**WHAT IS ASKED**
Every line that contains the word "mass" should be copied out.

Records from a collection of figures

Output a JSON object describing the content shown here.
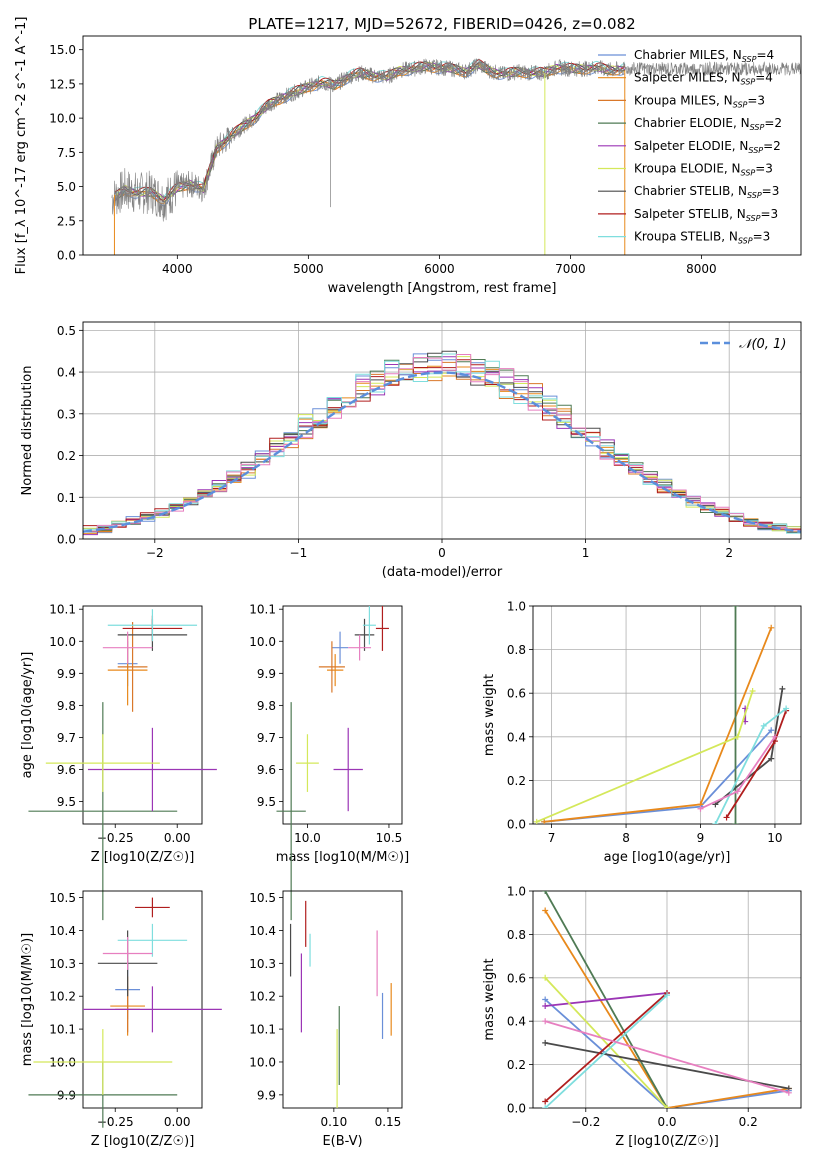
{
  "figure": {
    "title": "PLATE=1217, MJD=52672, FIBERID=0426, z=0.082"
  },
  "colors": {
    "Chabrier MILES": "#6a8fd8",
    "Salpeter MILES": "#e8891c",
    "Kroupa MILES": "#d9782a",
    "Chabrier ELODIE": "#4f7a54",
    "Salpeter ELODIE": "#9b35b5",
    "Kroupa ELODIE": "#d4e85a",
    "Chabrier STELIB": "#4a4a4a",
    "Salpeter STELIB": "#b01e1e",
    "Kroupa STELIB": "#7fdede",
    "data": "#808080",
    "pink": "#e77fc0"
  },
  "chart_data": [
    {
      "id": "spectrum",
      "type": "line",
      "xlabel": "wavelength [Angstrom, rest frame]",
      "ylabel": "Flux [f_λ 10^-17 erg cm^-2 s^-1 A^-1]",
      "xlim": [
        3280,
        8760
      ],
      "ylim": [
        0,
        16
      ],
      "xticks": [
        4000,
        5000,
        6000,
        7000,
        8000
      ],
      "yticks": [
        0.0,
        2.5,
        5.0,
        7.5,
        10.0,
        12.5,
        15.0
      ],
      "legend_position": "upper-right",
      "anchors_x": [
        3520,
        3600,
        3700,
        3800,
        3900,
        4000,
        4100,
        4200,
        4300,
        4400,
        4500,
        4600,
        4700,
        4800,
        4900,
        5000,
        5100,
        5200,
        5300,
        5400,
        5500,
        5600,
        5700,
        5800,
        5900,
        6000,
        6100,
        6200,
        6300,
        6400,
        6500,
        6600,
        6700,
        6800,
        6900,
        7000,
        7100,
        7200,
        7300,
        7400
      ],
      "anchors_y": [
        4.2,
        4.8,
        4.5,
        4.6,
        4.0,
        4.9,
        5.2,
        4.8,
        7.8,
        8.6,
        9.4,
        10.1,
        11.0,
        11.5,
        11.9,
        12.3,
        12.6,
        12.4,
        13.0,
        13.3,
        13.1,
        13.0,
        13.5,
        13.6,
        13.8,
        13.7,
        13.6,
        13.4,
        13.9,
        13.4,
        13.2,
        13.4,
        13.3,
        13.3,
        13.7,
        13.6,
        13.6,
        13.7,
        13.5,
        13.6
      ],
      "series": [
        {
          "name": "Chabrier MILES",
          "n_ssp": "4"
        },
        {
          "name": "Salpeter MILES",
          "n_ssp": "4"
        },
        {
          "name": "Kroupa MILES",
          "n_ssp": "3"
        },
        {
          "name": "Chabrier ELODIE",
          "n_ssp": "2"
        },
        {
          "name": "Salpeter ELODIE",
          "n_ssp": "2"
        },
        {
          "name": "Kroupa ELODIE",
          "n_ssp": "3"
        },
        {
          "name": "Chabrier STELIB",
          "n_ssp": "3"
        },
        {
          "name": "Salpeter STELIB",
          "n_ssp": "3"
        },
        {
          "name": "Kroupa STELIB",
          "n_ssp": "3"
        }
      ]
    },
    {
      "id": "residuals",
      "type": "line",
      "xlabel": "(data-model)/error",
      "ylabel": "Normed distribution",
      "xlim": [
        -2.5,
        2.5
      ],
      "ylim": [
        0,
        0.52
      ],
      "xticks": [
        -2,
        -1,
        0,
        1,
        2
      ],
      "yticks": [
        0.0,
        0.1,
        0.2,
        0.3,
        0.4,
        0.5
      ],
      "grid": true,
      "legend": "𝒩(0, 1)",
      "legend_position": "upper-right",
      "bin_width": 0.1
    },
    {
      "id": "age-vs-Z",
      "type": "scatter",
      "xlabel": "Z [log10(Z/Z☉)]",
      "ylabel": "age  [log10(age/yr)]",
      "xlim": [
        -0.38,
        0.1
      ],
      "ylim": [
        9.43,
        10.11
      ],
      "xticks": [
        -0.25,
        0.0
      ],
      "yticks": [
        9.5,
        9.6,
        9.7,
        9.8,
        9.9,
        10.0,
        10.1
      ],
      "points": [
        {
          "series": "Chabrier MILES",
          "x": -0.2,
          "y": 9.93,
          "xerr": 0.04,
          "yerr": 0.07
        },
        {
          "series": "Salpeter MILES",
          "x": -0.2,
          "y": 9.91,
          "xerr": 0.08,
          "yerr": 0.11
        },
        {
          "series": "Kroupa MILES",
          "x": -0.18,
          "y": 9.92,
          "xerr": 0.06,
          "yerr": 0.14
        },
        {
          "series": "Chabrier ELODIE",
          "x": -0.3,
          "y": 9.47,
          "xerr": 0.3,
          "yerr": 0.34
        },
        {
          "series": "Salpeter ELODIE",
          "x": -0.1,
          "y": 9.6,
          "xerr": 0.26,
          "yerr": 0.13
        },
        {
          "series": "Kroupa ELODIE",
          "x": -0.3,
          "y": 9.62,
          "xerr": 0.23,
          "yerr": 0.09
        },
        {
          "series": "Chabrier STELIB",
          "x": -0.1,
          "y": 10.02,
          "xerr": 0.14,
          "yerr": 0.05
        },
        {
          "series": "Salpeter STELIB",
          "x": -0.1,
          "y": 10.04,
          "xerr": 0.12,
          "yerr": 0.04
        },
        {
          "series": "Kroupa STELIB",
          "x": -0.1,
          "y": 10.05,
          "xerr": 0.18,
          "yerr": 0.05
        },
        {
          "series": "pink",
          "x": -0.2,
          "y": 9.98,
          "xerr": 0.1,
          "yerr": 0.05
        }
      ]
    },
    {
      "id": "age-vs-mass",
      "type": "scatter",
      "xlabel": "mass [log10(M/M☉)]",
      "ylabel": "",
      "xlim": [
        9.85,
        10.58
      ],
      "ylim": [
        9.43,
        10.11
      ],
      "xticks": [
        10.0,
        10.5
      ],
      "yticks": [
        9.5,
        9.6,
        9.7,
        9.8,
        9.9,
        10.0,
        10.1
      ],
      "points": [
        {
          "series": "Chabrier MILES",
          "x": 10.2,
          "y": 9.98,
          "xerr": 0.05,
          "yerr": 0.05
        },
        {
          "series": "Salpeter MILES",
          "x": 10.17,
          "y": 9.91,
          "xerr": 0.05,
          "yerr": 0.05
        },
        {
          "series": "Kroupa MILES",
          "x": 10.15,
          "y": 9.92,
          "xerr": 0.08,
          "yerr": 0.08
        },
        {
          "series": "Chabrier ELODIE",
          "x": 9.9,
          "y": 9.47,
          "xerr": 0.09,
          "yerr": 0.34
        },
        {
          "series": "Salpeter ELODIE",
          "x": 10.25,
          "y": 9.6,
          "xerr": 0.09,
          "yerr": 0.13
        },
        {
          "series": "Kroupa ELODIE",
          "x": 10.0,
          "y": 9.62,
          "xerr": 0.07,
          "yerr": 0.09
        },
        {
          "series": "Chabrier STELIB",
          "x": 10.35,
          "y": 10.02,
          "xerr": 0.06,
          "yerr": 0.05
        },
        {
          "series": "Salpeter STELIB",
          "x": 10.46,
          "y": 10.04,
          "xerr": 0.04,
          "yerr": 0.07
        },
        {
          "series": "Kroupa STELIB",
          "x": 10.38,
          "y": 10.05,
          "xerr": 0.04,
          "yerr": 0.06
        },
        {
          "series": "pink",
          "x": 10.32,
          "y": 9.98,
          "xerr": 0.07,
          "yerr": 0.04
        }
      ]
    },
    {
      "id": "weight-vs-age",
      "type": "line",
      "xlabel": "age  [log10(age/yr)]",
      "ylabel": "mass weight",
      "xlim": [
        6.75,
        10.35
      ],
      "ylim": [
        0,
        1
      ],
      "xticks": [
        7,
        8,
        9,
        10
      ],
      "yticks": [
        0.0,
        0.2,
        0.4,
        0.6,
        0.8,
        1.0
      ],
      "grid": true,
      "lines": [
        {
          "series": "Chabrier MILES",
          "x": [
            6.9,
            9.0,
            9.95
          ],
          "y": [
            0.01,
            0.08,
            0.43
          ]
        },
        {
          "series": "Salpeter MILES",
          "x": [
            6.9,
            9.0,
            9.95
          ],
          "y": [
            0.01,
            0.09,
            0.9
          ]
        },
        {
          "series": "Chabrier ELODIE",
          "x": [
            9.47,
            9.47
          ],
          "y": [
            0.0,
            1.0
          ]
        },
        {
          "series": "Salpeter ELODIE",
          "x": [
            9.6,
            9.6
          ],
          "y": [
            0.47,
            0.53
          ]
        },
        {
          "series": "Kroupa ELODIE",
          "x": [
            6.8,
            9.5,
            9.7
          ],
          "y": [
            0.01,
            0.4,
            0.61
          ]
        },
        {
          "series": "Chabrier STELIB",
          "x": [
            9.2,
            9.95,
            10.1
          ],
          "y": [
            0.09,
            0.3,
            0.62
          ]
        },
        {
          "series": "Salpeter STELIB",
          "x": [
            9.35,
            10.0,
            10.15
          ],
          "y": [
            0.03,
            0.38,
            0.52
          ]
        },
        {
          "series": "Kroupa STELIB",
          "x": [
            9.2,
            9.85,
            10.15
          ],
          "y": [
            0.0,
            0.45,
            0.53
          ]
        },
        {
          "series": "pink",
          "x": [
            9.0,
            9.5,
            10.0
          ],
          "y": [
            0.07,
            0.15,
            0.4
          ]
        }
      ]
    },
    {
      "id": "mass-vs-Z",
      "type": "scatter",
      "xlabel": "Z [log10(Z/Z☉)]",
      "ylabel": "mass [log10(M/M☉)]",
      "xlim": [
        -0.38,
        0.1
      ],
      "ylim": [
        9.86,
        10.52
      ],
      "xticks": [
        -0.25,
        0.0
      ],
      "yticks": [
        9.9,
        10.0,
        10.1,
        10.2,
        10.3,
        10.4,
        10.5
      ],
      "points": [
        {
          "series": "Chabrier MILES",
          "x": -0.2,
          "y": 10.22,
          "xerr": 0.05,
          "yerr": 0.09
        },
        {
          "series": "Salpeter MILES",
          "x": -0.2,
          "y": 10.17,
          "xerr": 0.07,
          "yerr": 0.09
        },
        {
          "series": "Kroupa MILES",
          "x": -0.2,
          "y": 10.16,
          "xerr": 0.05,
          "yerr": 0.07
        },
        {
          "series": "Chabrier ELODIE",
          "x": -0.3,
          "y": 9.9,
          "xerr": 0.3,
          "yerr": 0.1
        },
        {
          "series": "Salpeter ELODIE",
          "x": -0.1,
          "y": 10.16,
          "xerr": 0.28,
          "yerr": 0.07
        },
        {
          "series": "Kroupa ELODIE",
          "x": -0.3,
          "y": 10.0,
          "xerr": 0.28,
          "yerr": 0.1
        },
        {
          "series": "Chabrier STELIB",
          "x": -0.2,
          "y": 10.3,
          "xerr": 0.12,
          "yerr": 0.1
        },
        {
          "series": "Salpeter STELIB",
          "x": -0.1,
          "y": 10.47,
          "xerr": 0.07,
          "yerr": 0.03
        },
        {
          "series": "Kroupa STELIB",
          "x": -0.1,
          "y": 10.37,
          "xerr": 0.14,
          "yerr": 0.05
        },
        {
          "series": "pink",
          "x": -0.2,
          "y": 10.33,
          "xerr": 0.1,
          "yerr": 0.05
        }
      ]
    },
    {
      "id": "mass-vs-EBV",
      "type": "scatter",
      "xlabel": "E(B-V)",
      "ylabel": "",
      "xlim": [
        0.053,
        0.163
      ],
      "ylim": [
        9.86,
        10.52
      ],
      "xticks": [
        0.1,
        0.15
      ],
      "yticks": [
        9.9,
        10.0,
        10.1,
        10.2,
        10.3,
        10.4,
        10.5
      ],
      "points": [
        {
          "series": "Chabrier MILES",
          "x": 0.145,
          "y": 10.14,
          "yerr": 0.07
        },
        {
          "series": "Salpeter MILES",
          "x": 0.153,
          "y": 10.16,
          "yerr": 0.08
        },
        {
          "series": "Chabrier ELODIE",
          "x": 0.105,
          "y": 10.05,
          "yerr": 0.12
        },
        {
          "series": "Salpeter ELODIE",
          "x": 0.07,
          "y": 10.21,
          "yerr": 0.12
        },
        {
          "series": "Kroupa ELODIE",
          "x": 0.103,
          "y": 9.98,
          "yerr": 0.12
        },
        {
          "series": "Chabrier STELIB",
          "x": 0.06,
          "y": 10.34,
          "yerr": 0.08
        },
        {
          "series": "Salpeter STELIB",
          "x": 0.074,
          "y": 10.42,
          "yerr": 0.07
        },
        {
          "series": "Kroupa STELIB",
          "x": 0.078,
          "y": 10.34,
          "yerr": 0.05
        },
        {
          "series": "pink",
          "x": 0.14,
          "y": 10.3,
          "yerr": 0.1
        }
      ]
    },
    {
      "id": "weight-vs-Z",
      "type": "line",
      "xlabel": "Z [log10(Z/Z☉)]",
      "ylabel": "mass weight",
      "xlim": [
        -0.33,
        0.33
      ],
      "ylim": [
        0,
        1
      ],
      "xticks": [
        -0.2,
        0.0,
        0.2
      ],
      "yticks": [
        0.0,
        0.2,
        0.4,
        0.6,
        0.8,
        1.0
      ],
      "grid": true,
      "lines": [
        {
          "series": "Chabrier MILES",
          "x": [
            -0.3,
            0.0,
            0.3
          ],
          "y": [
            0.5,
            0.0,
            0.08
          ]
        },
        {
          "series": "Salpeter MILES",
          "x": [
            -0.3,
            0.0,
            0.3
          ],
          "y": [
            0.91,
            0.0,
            0.09
          ]
        },
        {
          "series": "Chabrier ELODIE",
          "x": [
            -0.3,
            0.0
          ],
          "y": [
            1.0,
            0.0
          ]
        },
        {
          "series": "Salpeter ELODIE",
          "x": [
            -0.3,
            0.0
          ],
          "y": [
            0.47,
            0.53
          ]
        },
        {
          "series": "Kroupa ELODIE",
          "x": [
            -0.3,
            0.0
          ],
          "y": [
            0.6,
            0.0
          ]
        },
        {
          "series": "Chabrier STELIB",
          "x": [
            -0.3,
            0.3
          ],
          "y": [
            0.3,
            0.09
          ]
        },
        {
          "series": "Salpeter STELIB",
          "x": [
            -0.3,
            0.0
          ],
          "y": [
            0.03,
            0.53
          ]
        },
        {
          "series": "Kroupa STELIB",
          "x": [
            -0.3,
            0.0
          ],
          "y": [
            0.0,
            0.52
          ]
        },
        {
          "series": "pink",
          "x": [
            -0.3,
            0.3
          ],
          "y": [
            0.4,
            0.07
          ]
        }
      ]
    }
  ]
}
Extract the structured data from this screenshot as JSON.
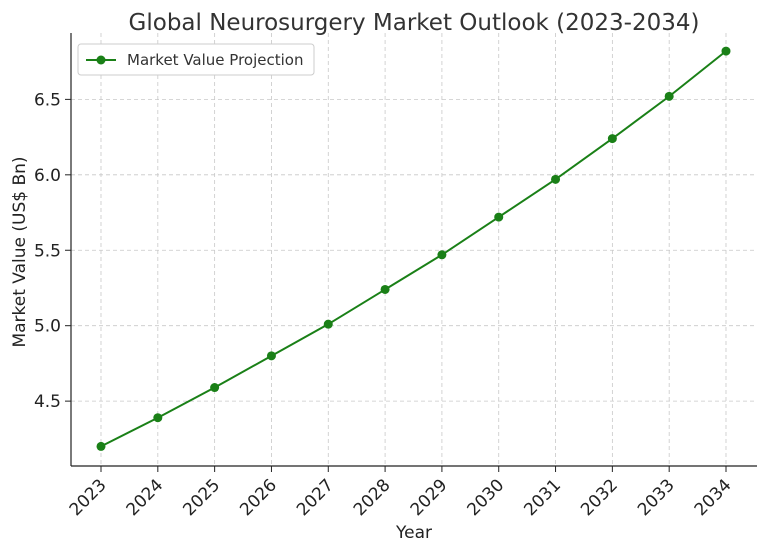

**CORRECT OUTPUT**
      "id": "age-vs-mass",
      "xlabel": "mass [log10(M/M☉)]",
      "ylabel": "mass weight",
      "id": "mass-vs-Z",
      "ylabel": "mass [log10(M/M☉)]",
      "id": "mass-vs-EBV",
      "ylabel": "mass weight",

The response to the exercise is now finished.